- **The tasks**:
- 1) Decide whether each statement agrees with the winery text, and answer yes or no for each. Quote the deciding words: (a) Leonard and Beth married in 1988. (b) Green Lacewing larvae feed on insects that harm grapes. (c) The winemakers avoid modern methods of winemaking.
- 2) According to the winery text, where was the garagiste winery that Leonard and Beth dropped into?
- 3) Pick up the winery text after its last sentence and carry it on.

- **Text excerpt**:
+ + + + +

We believe that wine should be a reflective magnification of the grape.
We follow traditional winemaking practice, yet recognize that taste in wine changes over time.
We constantly evaluate new methods and ideas, knowing that new generations will find new traditions.
Modern methods of winemaking give us the ability to make cleaner wine with less chemical manipulation, while ancient methods are being revived to produce young, exciting, and sustainable wines, full of wildness and living yeast.
With a world of wine grapes and winemakers to learn from, the search for something new and interesting need never end.
Despite its delicate, fragile beauty, the Green Lacewing is the warrior of the vineyard – a guardian of wine grapes. Though tiny, their larvae feed ferociously on a host of insects harmful to grapes and other plants. The Lacewing allows us to grow grapes with much less intervention.
Leonard and Beth met in 1988 while Leonard was on leave from the Army and married the next year.
Ten years later, on a cross continent trek from Fort Irwin, California to Oromocto, New Brunswick, they dropped into a garagiste winery near Niagara Falls. By now they were no strangers to tasting rooms, but this was their first glimpse behind the scenes of a tiny working winery. Coming out of that tour, a light bulb went on for Leonard and Beth: “We could do this!”

+ + + + +

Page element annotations
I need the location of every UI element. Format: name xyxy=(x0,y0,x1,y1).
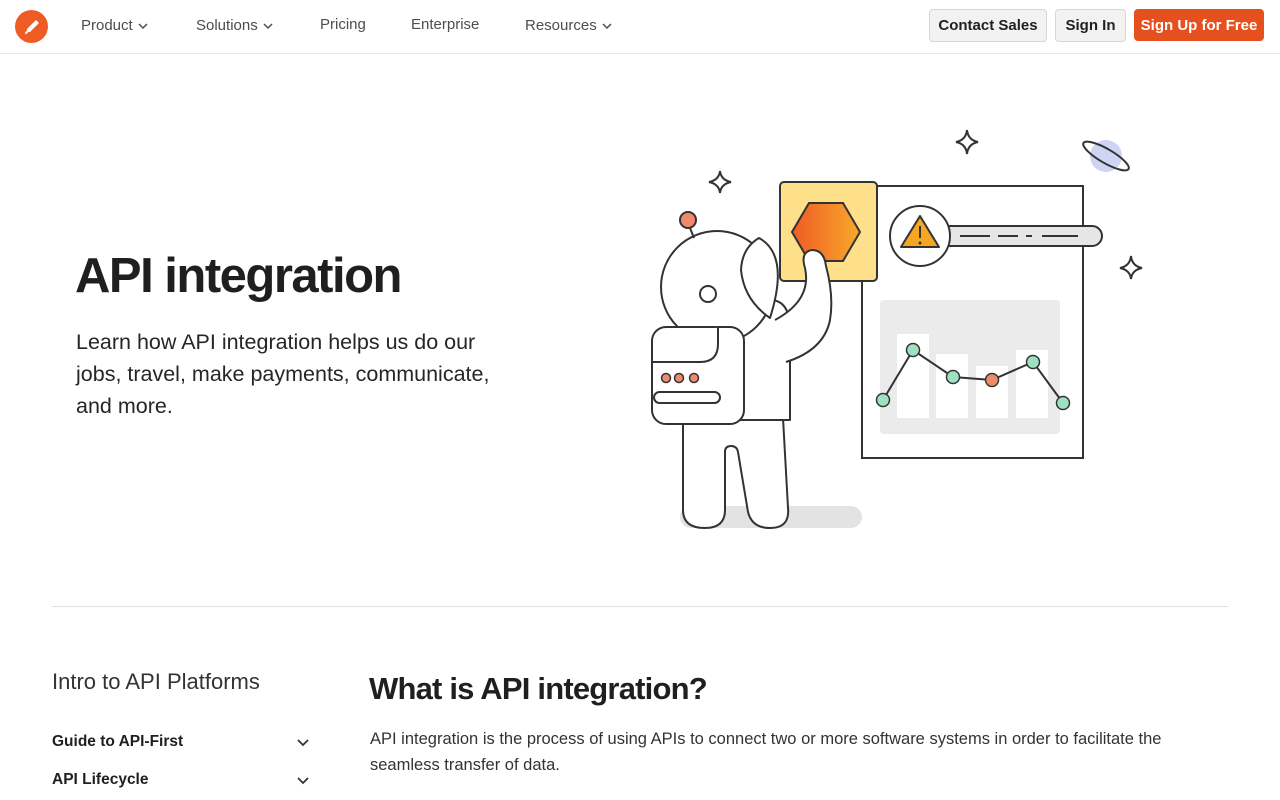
nav-enterprise-label: Enterprise xyxy=(411,16,480,33)
nav-enterprise[interactable]: Enterprise xyxy=(411,16,479,33)
chevron-down-icon xyxy=(297,777,309,785)
planet-icon xyxy=(1082,140,1130,172)
nav-solutions[interactable]: Solutions xyxy=(196,17,274,34)
sidebar-title: Intro to API Platforms xyxy=(52,669,260,694)
sign-in-button[interactable]: Sign In xyxy=(1055,9,1126,42)
chevron-down-icon xyxy=(138,22,148,29)
contact-sales-button[interactable]: Contact Sales xyxy=(929,9,1047,42)
astronaut-illustration xyxy=(651,129,1143,529)
sidebar-item-label: API Lifecycle xyxy=(52,771,149,788)
hero-subtitle: Learn how API integration helps us do ou… xyxy=(76,330,490,418)
nav-resources-label: Resources xyxy=(525,17,597,34)
top-nav: Product Solutions Pricing Enterprise Res… xyxy=(0,0,1280,54)
article-body: API integration is the process of using … xyxy=(370,730,1162,774)
nav-product-label: Product xyxy=(81,17,133,34)
hero-title: API integration xyxy=(75,249,402,303)
sidebar-item-api-lifecycle[interactable]: API Lifecycle xyxy=(52,769,310,791)
section-divider xyxy=(52,606,1228,607)
chevron-down-icon xyxy=(297,739,309,747)
nav-pricing[interactable]: Pricing xyxy=(320,16,366,33)
nav-resources[interactable]: Resources xyxy=(525,17,613,34)
article-title: What is API integration? xyxy=(369,671,708,706)
sidebar-item-guide-to-api-first[interactable]: Guide to API-First xyxy=(52,731,310,753)
logo-icon[interactable] xyxy=(15,10,48,43)
sign-up-button[interactable]: Sign Up for Free xyxy=(1134,9,1264,41)
chevron-down-icon xyxy=(263,22,273,29)
chevron-down-icon xyxy=(602,22,612,29)
nav-pricing-label: Pricing xyxy=(320,16,366,33)
sidebar-item-label: Guide to API-First xyxy=(52,733,184,750)
nav-solutions-label: Solutions xyxy=(196,17,258,34)
nav-product[interactable]: Product xyxy=(81,17,149,34)
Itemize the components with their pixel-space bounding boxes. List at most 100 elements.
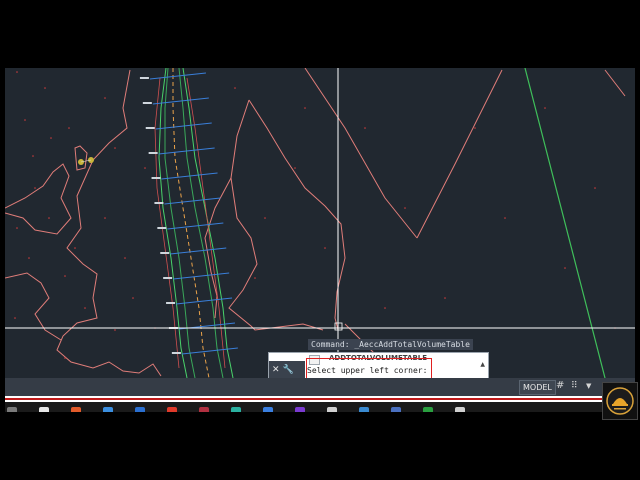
survey-point <box>50 137 52 139</box>
survey-point <box>444 297 446 299</box>
model-space-tab[interactable]: MODEL <box>519 380 556 395</box>
crosshair-cursor <box>5 68 635 378</box>
survey-point <box>132 297 134 299</box>
contour-top-right <box>604 69 626 97</box>
snap-mode-icon[interactable]: ⠿ <box>571 381 578 391</box>
survey-point <box>594 187 596 189</box>
survey-point <box>124 257 126 259</box>
taskbar-app-icon[interactable] <box>263 407 273 412</box>
taskbar-app-icon[interactable] <box>199 407 209 412</box>
sample-line <box>167 222 224 230</box>
taskbar-app-icon[interactable] <box>135 407 145 412</box>
survey-point <box>294 167 296 169</box>
command-history-line: Command: _AeccAddTotalVolumeTable <box>308 339 473 350</box>
survey-point <box>264 217 266 219</box>
sample-line <box>149 72 206 80</box>
survey-point <box>254 277 256 279</box>
survey-point <box>74 247 76 249</box>
contour-middle-loop <box>228 99 324 331</box>
sample-line <box>164 197 221 205</box>
channel-logo-icon <box>602 382 638 420</box>
survey-point <box>474 127 476 129</box>
survey-point <box>16 71 18 73</box>
contour-left-boundary <box>56 69 162 377</box>
contour-west-arm <box>5 272 62 341</box>
station-label <box>160 252 170 254</box>
alignment-centerline <box>172 68 210 378</box>
corridor-edge-inner-left <box>164 68 196 378</box>
survey-point <box>32 155 34 157</box>
sample-line <box>152 97 209 105</box>
survey-point <box>64 357 66 359</box>
contour-left-inner <box>74 145 88 171</box>
survey-point <box>384 307 386 309</box>
contour-v-shape <box>416 69 503 239</box>
survey-point <box>34 187 36 189</box>
survey-point <box>14 317 16 319</box>
sample-line <box>155 122 212 130</box>
station-label <box>139 77 149 79</box>
drawing-canvas[interactable] <box>5 68 635 378</box>
survey-point <box>44 87 46 89</box>
taskbar-app-icon[interactable] <box>423 407 433 412</box>
station-label <box>145 127 155 129</box>
station-label <box>163 277 173 279</box>
survey-point <box>364 127 366 129</box>
survey-point <box>114 329 116 331</box>
close-icon[interactable]: ✕ <box>272 365 280 375</box>
drawing-viewport[interactable] <box>5 68 635 378</box>
survey-point <box>48 217 50 219</box>
daylight-left <box>154 77 180 369</box>
sample-line <box>181 347 238 355</box>
station-label <box>154 202 164 204</box>
contour-diagonal <box>304 68 418 239</box>
wrench-icon[interactable]: 🔧 <box>283 365 294 375</box>
command-line-toolbar: ✕ 🔧 <box>269 361 305 379</box>
survey-point <box>144 167 146 169</box>
survey-point <box>564 267 566 269</box>
taskbar-app-icon[interactable] <box>39 407 49 412</box>
taskbar-app-icon[interactable] <box>455 407 465 412</box>
grid-icon[interactable]: # <box>556 380 564 391</box>
command-prompt[interactable]: Select upper left corner: <box>307 366 427 375</box>
survey-point <box>504 217 506 219</box>
autocomplete-command-icon <box>309 355 320 365</box>
survey-point <box>324 247 326 249</box>
survey-point <box>24 119 26 121</box>
autocomplete-suggestion[interactable]: ADDTOTALVOLUMETABLE <box>329 354 427 362</box>
survey-point <box>234 87 236 89</box>
taskbar-app-icon[interactable] <box>167 407 177 412</box>
sample-lines <box>149 72 238 355</box>
station-label <box>148 152 158 154</box>
survey-point <box>104 97 106 99</box>
taskbar-app-icon[interactable] <box>295 407 305 412</box>
survey-points <box>14 71 616 359</box>
survey-point <box>404 207 406 209</box>
taskbar-app-icon[interactable] <box>103 407 113 412</box>
station-label <box>157 227 167 229</box>
contour-far-left <box>5 163 72 235</box>
contour-lines <box>5 68 626 378</box>
taskbar-app-icon[interactable] <box>359 407 369 412</box>
command-history-dropdown[interactable]: ▲ <box>480 361 485 368</box>
taskbar <box>5 402 605 412</box>
contour-middle-right <box>248 99 346 331</box>
taskbar-app-icon[interactable] <box>231 407 241 412</box>
command-line-window[interactable]: ✕ 🔧 ADDTOTALVOLUMETABLE Select upper lef… <box>268 352 489 380</box>
station-label <box>171 352 181 354</box>
taskbar-app-icon[interactable] <box>7 407 17 412</box>
chevron-down-icon[interactable]: ▼ <box>586 382 591 390</box>
station-label <box>142 102 152 104</box>
survey-point <box>104 217 106 219</box>
green-boundary-line <box>524 68 606 378</box>
survey-point <box>304 107 306 109</box>
survey-point <box>64 275 66 277</box>
taskbar-app-icon[interactable] <box>391 407 401 412</box>
taskbar-app-icon[interactable] <box>71 407 81 412</box>
sample-line <box>170 247 227 255</box>
station-label <box>166 302 176 304</box>
survey-point <box>68 127 70 129</box>
survey-point <box>28 257 30 259</box>
taskbar-app-icon[interactable] <box>327 407 337 412</box>
survey-point <box>16 227 18 229</box>
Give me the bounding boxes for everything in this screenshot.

+ + + + +

- **Solved problems**:
- 1)
(a) No: "Leonard and Beth met in 1988 while Leonard was on leave from the Army and married the next year."
(b) Yes: "their larvae feed ferociously on a host of insects harmful to grapes and other plants."
(c) No: "Modern methods of winemaking give us the ability to make cleaner wine with less chemical manipulation"

- 2) Near Niagara Falls.

- 3)
The next military assignment saw Leonard and Beth in Wisconsin, opening a road atlas to the Washington State page and running their fingers on a line between both sets of parents – one in north-central Washington, the other in north Idaho. In 2003, the Laws purchased 40 acres of land and plans were laid to develop a vineyard on Fool’s Prairie – the name given to the valley floor the vineyard overlooks in the Colville River Valley, north of Spokane.
More years, raising kids, wrapping up a military career and suddenly it’s 2016! Leonard retired from the Army after one last assignment (in Italy) and came back to Washington to enroll in Walla Walla Community College’s prestigious Enology and Viticulture program. Two years later things got busy as Leonard graduated and Fool’s Prairie Vineyard was born with the planting of the first two acres of cold-hardy vines typically used for sparkling wines.
With Beth getting tired of just following Leonard’s directions in the vineyard and Leonard’s getting tired of Beth constantly asking, “Why are we doing this like this instead of like that?”, she enrolled in the same WWCC Enology and Viticulture program in 2019 from which Leonard had graduated.
Intially she focused on vineyard education, but in 2021 graduated with the same degree as Leonard AND one-upped him by also getting her Associate Degree in Accounting and Bookkeeping.
Developing Fool’s Prairie Vineyard is challenging!
Just north of 48 degrees latitude and at an altitude of 2000 feet things can get very cold, very quickly. That, in turn, can damage the vines very quickly. It’s not ideal for vineyard owners who live and work four hours away under the best of driving conditions! With these challenges, we are adapting and trying new things.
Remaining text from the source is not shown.